Recorded data:

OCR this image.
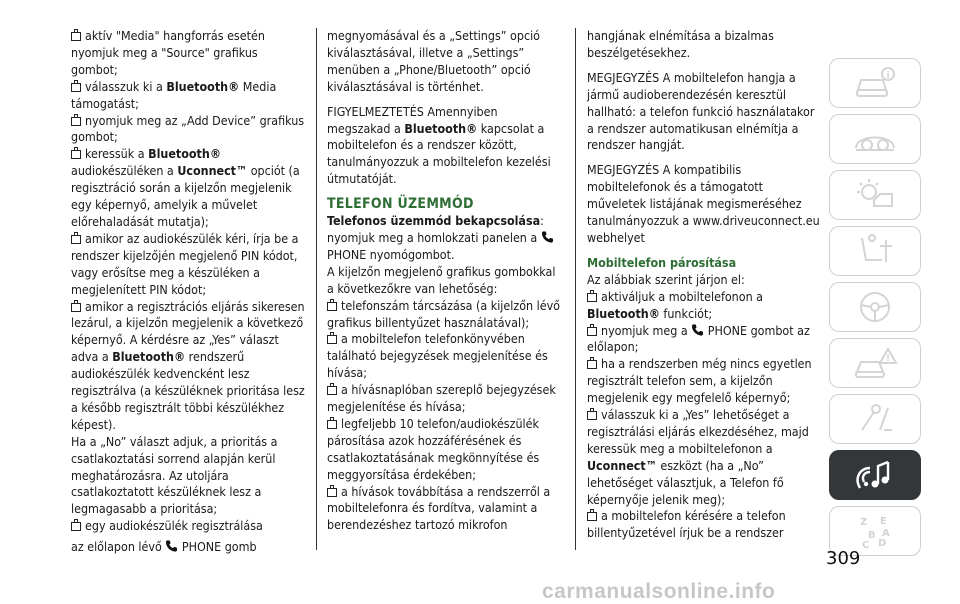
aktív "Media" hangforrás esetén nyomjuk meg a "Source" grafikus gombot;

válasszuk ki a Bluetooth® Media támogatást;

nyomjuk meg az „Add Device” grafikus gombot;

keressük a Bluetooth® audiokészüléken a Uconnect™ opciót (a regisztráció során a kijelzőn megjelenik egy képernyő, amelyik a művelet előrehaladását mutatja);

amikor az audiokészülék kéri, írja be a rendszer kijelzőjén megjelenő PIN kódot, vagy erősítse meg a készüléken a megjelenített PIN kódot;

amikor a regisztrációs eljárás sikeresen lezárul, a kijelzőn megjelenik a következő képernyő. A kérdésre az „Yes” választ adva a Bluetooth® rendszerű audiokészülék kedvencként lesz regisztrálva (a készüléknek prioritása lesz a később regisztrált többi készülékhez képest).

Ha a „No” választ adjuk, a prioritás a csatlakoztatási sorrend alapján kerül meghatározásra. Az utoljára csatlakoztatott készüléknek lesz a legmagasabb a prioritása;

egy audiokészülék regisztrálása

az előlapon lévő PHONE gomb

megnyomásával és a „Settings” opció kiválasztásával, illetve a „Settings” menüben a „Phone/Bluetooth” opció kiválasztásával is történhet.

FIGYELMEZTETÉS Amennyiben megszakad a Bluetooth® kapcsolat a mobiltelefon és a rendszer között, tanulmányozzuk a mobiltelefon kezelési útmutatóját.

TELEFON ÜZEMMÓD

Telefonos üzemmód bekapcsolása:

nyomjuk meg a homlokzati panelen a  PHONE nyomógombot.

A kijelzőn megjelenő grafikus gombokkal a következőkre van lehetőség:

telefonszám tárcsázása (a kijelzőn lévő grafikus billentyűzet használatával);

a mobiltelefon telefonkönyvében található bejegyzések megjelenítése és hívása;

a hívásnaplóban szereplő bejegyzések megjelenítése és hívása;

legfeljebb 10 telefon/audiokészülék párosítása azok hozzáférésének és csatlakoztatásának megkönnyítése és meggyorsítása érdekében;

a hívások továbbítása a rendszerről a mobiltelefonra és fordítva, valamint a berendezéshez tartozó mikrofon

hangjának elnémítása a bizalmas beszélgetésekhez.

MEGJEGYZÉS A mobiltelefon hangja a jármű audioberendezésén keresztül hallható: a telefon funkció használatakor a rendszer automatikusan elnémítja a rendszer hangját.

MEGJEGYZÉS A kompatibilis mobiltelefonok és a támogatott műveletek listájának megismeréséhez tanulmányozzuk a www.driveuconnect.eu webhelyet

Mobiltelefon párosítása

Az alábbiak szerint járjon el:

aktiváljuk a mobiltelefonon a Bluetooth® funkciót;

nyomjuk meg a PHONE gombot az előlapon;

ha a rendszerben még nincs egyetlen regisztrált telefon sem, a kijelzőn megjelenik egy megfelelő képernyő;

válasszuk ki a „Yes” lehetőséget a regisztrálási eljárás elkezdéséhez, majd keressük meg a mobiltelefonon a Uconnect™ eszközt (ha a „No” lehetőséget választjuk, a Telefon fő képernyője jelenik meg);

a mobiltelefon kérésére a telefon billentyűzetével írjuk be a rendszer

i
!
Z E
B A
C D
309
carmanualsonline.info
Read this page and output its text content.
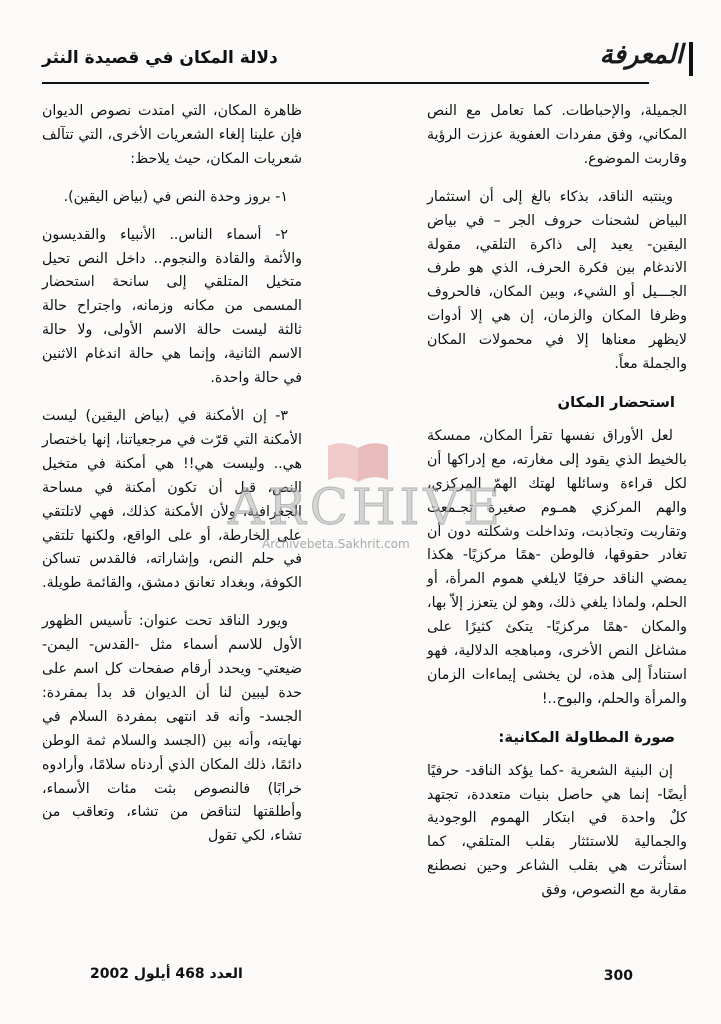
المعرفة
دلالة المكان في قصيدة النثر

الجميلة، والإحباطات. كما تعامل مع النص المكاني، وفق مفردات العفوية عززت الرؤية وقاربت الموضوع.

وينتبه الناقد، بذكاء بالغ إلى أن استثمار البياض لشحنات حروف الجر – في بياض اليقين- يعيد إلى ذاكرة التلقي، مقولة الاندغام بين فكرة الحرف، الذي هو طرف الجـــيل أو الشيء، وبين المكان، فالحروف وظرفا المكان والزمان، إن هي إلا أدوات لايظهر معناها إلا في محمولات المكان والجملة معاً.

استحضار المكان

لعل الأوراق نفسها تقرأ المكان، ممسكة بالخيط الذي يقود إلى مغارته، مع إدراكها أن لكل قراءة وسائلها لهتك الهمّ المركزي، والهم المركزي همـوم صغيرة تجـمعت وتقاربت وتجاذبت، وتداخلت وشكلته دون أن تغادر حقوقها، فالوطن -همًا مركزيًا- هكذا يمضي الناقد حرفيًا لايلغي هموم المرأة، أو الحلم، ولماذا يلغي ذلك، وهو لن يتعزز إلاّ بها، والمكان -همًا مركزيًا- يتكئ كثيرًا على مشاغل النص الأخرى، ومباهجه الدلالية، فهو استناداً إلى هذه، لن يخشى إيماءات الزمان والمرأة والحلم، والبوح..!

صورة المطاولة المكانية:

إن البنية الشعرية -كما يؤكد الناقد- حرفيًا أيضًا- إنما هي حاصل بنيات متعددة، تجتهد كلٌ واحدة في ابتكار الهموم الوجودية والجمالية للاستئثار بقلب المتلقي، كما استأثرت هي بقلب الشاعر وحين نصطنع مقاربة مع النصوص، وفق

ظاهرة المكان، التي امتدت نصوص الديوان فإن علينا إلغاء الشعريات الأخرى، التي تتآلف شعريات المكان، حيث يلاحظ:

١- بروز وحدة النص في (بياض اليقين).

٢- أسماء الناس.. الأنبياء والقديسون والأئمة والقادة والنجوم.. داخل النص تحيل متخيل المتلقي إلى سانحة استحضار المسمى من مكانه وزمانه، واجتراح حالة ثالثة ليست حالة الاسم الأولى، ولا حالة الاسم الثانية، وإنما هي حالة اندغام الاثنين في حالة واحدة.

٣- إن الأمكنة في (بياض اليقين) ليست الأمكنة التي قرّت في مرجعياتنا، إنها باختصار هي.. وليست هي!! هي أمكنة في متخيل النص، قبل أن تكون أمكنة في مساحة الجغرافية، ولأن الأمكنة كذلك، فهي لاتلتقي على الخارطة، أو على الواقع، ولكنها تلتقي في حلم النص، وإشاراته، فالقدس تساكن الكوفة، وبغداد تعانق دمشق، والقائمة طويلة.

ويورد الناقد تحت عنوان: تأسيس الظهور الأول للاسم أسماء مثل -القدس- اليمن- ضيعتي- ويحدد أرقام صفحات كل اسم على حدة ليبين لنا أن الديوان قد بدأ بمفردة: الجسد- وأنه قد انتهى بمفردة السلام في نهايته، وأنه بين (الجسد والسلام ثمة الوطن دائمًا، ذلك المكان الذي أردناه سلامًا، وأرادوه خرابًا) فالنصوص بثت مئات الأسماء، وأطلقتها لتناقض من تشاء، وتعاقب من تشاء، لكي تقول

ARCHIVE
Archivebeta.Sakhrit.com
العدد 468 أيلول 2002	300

→ WHAT IS ASKED
Without the pictures, repeat all the records word for word.

→ RESULT
OCR this image.
aktív "Media" hangforrás esetén nyomjuk meg a "Source" grafikus gombot;

válasszuk ki a Bluetooth® Media támogatást;

nyomjuk meg az „Add Device” grafikus gombot;

keressük a Bluetooth® audiokészüléken a Uconnect™ opciót (a regisztráció során a kijelzőn megjelenik egy képernyő, amelyik a művelet előrehaladását mutatja);

amikor az audiokészülék kéri, írja be a rendszer kijelzőjén megjelenő PIN kódot, vagy erősítse meg a készüléken a megjelenített PIN kódot;

amikor a regisztrációs eljárás sikeresen lezárul, a kijelzőn megjelenik a következő képernyő. A kérdésre az „Yes” választ adva a Bluetooth® rendszerű audiokészülék kedvencként lesz regisztrálva (a készüléknek prioritása lesz a később regisztrált többi készülékhez képest).

Ha a „No” választ adjuk, a prioritás a csatlakoztatási sorrend alapján kerül meghatározásra. Az utoljára csatlakoztatott készüléknek lesz a legmagasabb a prioritása;

egy audiokészülék regisztrálása

az előlapon lévő PHONE gomb

megnyomásával és a „Settings” opció kiválasztásával, illetve a „Settings” menüben a „Phone/Bluetooth” opció kiválasztásával is történhet.

FIGYELMEZTETÉS Amennyiben megszakad a Bluetooth® kapcsolat a mobiltelefon és a rendszer között, tanulmányozzuk a mobiltelefon kezelési útmutatóját.

TELEFON ÜZEMMÓD

Telefonos üzemmód bekapcsolása:

nyomjuk meg a homlokzati panelen a  PHONE nyomógombot.

A kijelzőn megjelenő grafikus gombokkal a következőkre van lehetőség:

telefonszám tárcsázása (a kijelzőn lévő grafikus billentyűzet használatával);

a mobiltelefon telefonkönyvében található bejegyzések megjelenítése és hívása;

a hívásnaplóban szereplő bejegyzések megjelenítése és hívása;

legfeljebb 10 telefon/audiokészülék párosítása azok hozzáférésének és csatlakoztatásának megkönnyítése és meggyorsítása érdekében;

a hívások továbbítása a rendszerről a mobiltelefonra és fordítva, valamint a berendezéshez tartozó mikrofon

hangjának elnémítása a bizalmas beszélgetésekhez.

MEGJEGYZÉS A mobiltelefon hangja a jármű audioberendezésén keresztül hallható: a telefon funkció használatakor a rendszer automatikusan elnémítja a rendszer hangját.

MEGJEGYZÉS A kompatibilis mobiltelefonok és a támogatott műveletek listájának megismeréséhez tanulmányozzuk a www.driveuconnect.eu webhelyet

Mobiltelefon párosítása

Az alábbiak szerint járjon el:

aktiváljuk a mobiltelefonon a Bluetooth® funkciót;

nyomjuk meg a PHONE gombot az előlapon;

ha a rendszerben még nincs egyetlen regisztrált telefon sem, a kijelzőn megjelenik egy megfelelő képernyő;

válasszuk ki a „Yes” lehetőséget a regisztrálási eljárás elkezdéséhez, majd keressük meg a mobiltelefonon a Uconnect™ eszközt (ha a „No” lehetőséget választjuk, a Telefon fő képernyője jelenik meg);

a mobiltelefon kérésére a telefon billentyűzetével írjuk be a rendszer

i
!
Z E
B A
C D
309
carmanualsonline.info
Read this page and output its text content.
المعرفة
دلالة المكان في قصيدة النثر

الجميلة، والإحباطات. كما تعامل مع النص المكاني، وفق مفردات العفوية عززت الرؤية وقاربت الموضوع.

وينتبه الناقد، بذكاء بالغ إلى أن استثمار البياض لشحنات حروف الجر – في بياض اليقين- يعيد إلى ذاكرة التلقي، مقولة الاندغام بين فكرة الحرف، الذي هو طرف الجـــيل أو الشيء، وبين المكان، فالحروف وظرفا المكان والزمان، إن هي إلا أدوات لايظهر معناها إلا في محمولات المكان والجملة معاً.

استحضار المكان

لعل الأوراق نفسها تقرأ المكان، ممسكة بالخيط الذي يقود إلى مغارته، مع إدراكها أن لكل قراءة وسائلها لهتك الهمّ المركزي، والهم المركزي همـوم صغيرة تجـمعت وتقاربت وتجاذبت، وتداخلت وشكلته دون أن تغادر حقوقها، فالوطن -همًا مركزيًا- هكذا يمضي الناقد حرفيًا لايلغي هموم المرأة، أو الحلم، ولماذا يلغي ذلك، وهو لن يتعزز إلاّ بها، والمكان -همًا مركزيًا- يتكئ كثيرًا على مشاغل النص الأخرى، ومباهجه الدلالية، فهو استناداً إلى هذه، لن يخشى إيماءات الزمان والمرأة والحلم، والبوح..!

صورة المطاولة المكانية:

إن البنية الشعرية -كما يؤكد الناقد- حرفيًا أيضًا- إنما هي حاصل بنيات متعددة، تجتهد كلٌ واحدة في ابتكار الهموم الوجودية والجمالية للاستئثار بقلب المتلقي، كما استأثرت هي بقلب الشاعر وحين نصطنع مقاربة مع النصوص، وفق

ظاهرة المكان، التي امتدت نصوص الديوان فإن علينا إلغاء الشعريات الأخرى، التي تتآلف شعريات المكان، حيث يلاحظ:

١- بروز وحدة النص في (بياض اليقين).

٢- أسماء الناس.. الأنبياء والقديسون والأئمة والقادة والنجوم.. داخل النص تحيل متخيل المتلقي إلى سانحة استحضار المسمى من مكانه وزمانه، واجتراح حالة ثالثة ليست حالة الاسم الأولى، ولا حالة الاسم الثانية، وإنما هي حالة اندغام الاثنين في حالة واحدة.

٣- إن الأمكنة في (بياض اليقين) ليست الأمكنة التي قرّت في مرجعياتنا، إنها باختصار هي.. وليست هي!! هي أمكنة في متخيل النص، قبل أن تكون أمكنة في مساحة الجغرافية، ولأن الأمكنة كذلك، فهي لاتلتقي على الخارطة، أو على الواقع، ولكنها تلتقي في حلم النص، وإشاراته، فالقدس تساكن الكوفة، وبغداد تعانق دمشق، والقائمة طويلة.

ويورد الناقد تحت عنوان: تأسيس الظهور الأول للاسم أسماء مثل -القدس- اليمن- ضيعتي- ويحدد أرقام صفحات كل اسم على حدة ليبين لنا أن الديوان قد بدأ بمفردة: الجسد- وأنه قد انتهى بمفردة السلام في نهايته، وأنه بين (الجسد والسلام ثمة الوطن دائمًا، ذلك المكان الذي أردناه سلامًا، وأرادوه خرابًا) فالنصوص بثت مئات الأسماء، وأطلقتها لتناقض من تشاء، وتعاقب من تشاء، لكي تقول

ARCHIVE
Archivebeta.Sakhrit.com
العدد 468 أيلول 2002	300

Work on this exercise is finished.